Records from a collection
+++

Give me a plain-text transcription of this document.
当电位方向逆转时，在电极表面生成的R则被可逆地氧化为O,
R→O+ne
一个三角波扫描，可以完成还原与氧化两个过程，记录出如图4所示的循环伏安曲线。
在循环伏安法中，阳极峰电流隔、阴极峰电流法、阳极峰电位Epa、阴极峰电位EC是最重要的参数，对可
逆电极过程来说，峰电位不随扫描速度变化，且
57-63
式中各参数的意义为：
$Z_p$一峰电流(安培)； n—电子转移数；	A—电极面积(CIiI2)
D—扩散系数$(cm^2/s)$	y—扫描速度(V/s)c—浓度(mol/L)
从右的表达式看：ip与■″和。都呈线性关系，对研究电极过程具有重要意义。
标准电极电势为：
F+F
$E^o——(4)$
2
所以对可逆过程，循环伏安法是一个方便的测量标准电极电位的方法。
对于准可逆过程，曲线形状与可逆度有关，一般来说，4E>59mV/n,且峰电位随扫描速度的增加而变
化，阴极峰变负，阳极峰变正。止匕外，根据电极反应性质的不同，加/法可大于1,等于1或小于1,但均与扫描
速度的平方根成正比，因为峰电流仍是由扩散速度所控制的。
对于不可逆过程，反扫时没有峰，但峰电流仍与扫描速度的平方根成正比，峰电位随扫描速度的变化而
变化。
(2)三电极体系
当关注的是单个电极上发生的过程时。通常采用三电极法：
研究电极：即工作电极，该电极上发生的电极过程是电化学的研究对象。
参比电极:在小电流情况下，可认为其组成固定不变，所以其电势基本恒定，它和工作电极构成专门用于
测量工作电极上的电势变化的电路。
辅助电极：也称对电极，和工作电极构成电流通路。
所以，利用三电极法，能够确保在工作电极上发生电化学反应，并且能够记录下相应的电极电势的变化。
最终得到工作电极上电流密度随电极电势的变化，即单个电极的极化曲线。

+++

* _WRITTEN REQUEST_
Give every line of the material again, exactly as it reads.

* _SOLUTION FOR THIS TASK_
Give me a plain-text transcription of this document.
当电位方向逆转时，在电极表面生成的R则被可逆地氧化为O,
R→O+ne
一个三角波扫描，可以完成还原与氧化两个过程，记录出如图4所示的循环伏安曲线。
在循环伏安法中，阳极峰电流隔、阴极峰电流法、阳极峰电位Epa、阴极峰电位EC是最重要的参数，对可
逆电极过程来说，峰电位不随扫描速度变化，且
57-63
式中各参数的意义为：
$Z_p$一峰电流(安培)； n—电子转移数；	A—电极面积(CIiI2)
D—扩散系数$(cm^2/s)$	y—扫描速度(V/s)c—浓度(mol/L)
从右的表达式看：ip与■″和。都呈线性关系，对研究电极过程具有重要意义。
标准电极电势为：
F+F
$E^o——(4)$
2
所以对可逆过程，循环伏安法是一个方便的测量标准电极电位的方法。
对于准可逆过程，曲线形状与可逆度有关，一般来说，4E>59mV/n,且峰电位随扫描速度的增加而变
化，阴极峰变负，阳极峰变正。止匕外，根据电极反应性质的不同，加/法可大于1,等于1或小于1,但均与扫描
速度的平方根成正比，因为峰电流仍是由扩散速度所控制的。
对于不可逆过程，反扫时没有峰，但峰电流仍与扫描速度的平方根成正比，峰电位随扫描速度的变化而
变化。
(2)三电极体系
当关注的是单个电极上发生的过程时。通常采用三电极法：
研究电极：即工作电极，该电极上发生的电极过程是电化学的研究对象。
参比电极:在小电流情况下，可认为其组成固定不变，所以其电势基本恒定，它和工作电极构成专门用于
测量工作电极上的电势变化的电路。
辅助电极：也称对电极，和工作电极构成电流通路。
所以，利用三电极法，能够确保在工作电极上发生电化学反应，并且能够记录下相应的电极电势的变化。
最终得到工作电极上电流密度随电极电势的变化，即单个电极的极化曲线。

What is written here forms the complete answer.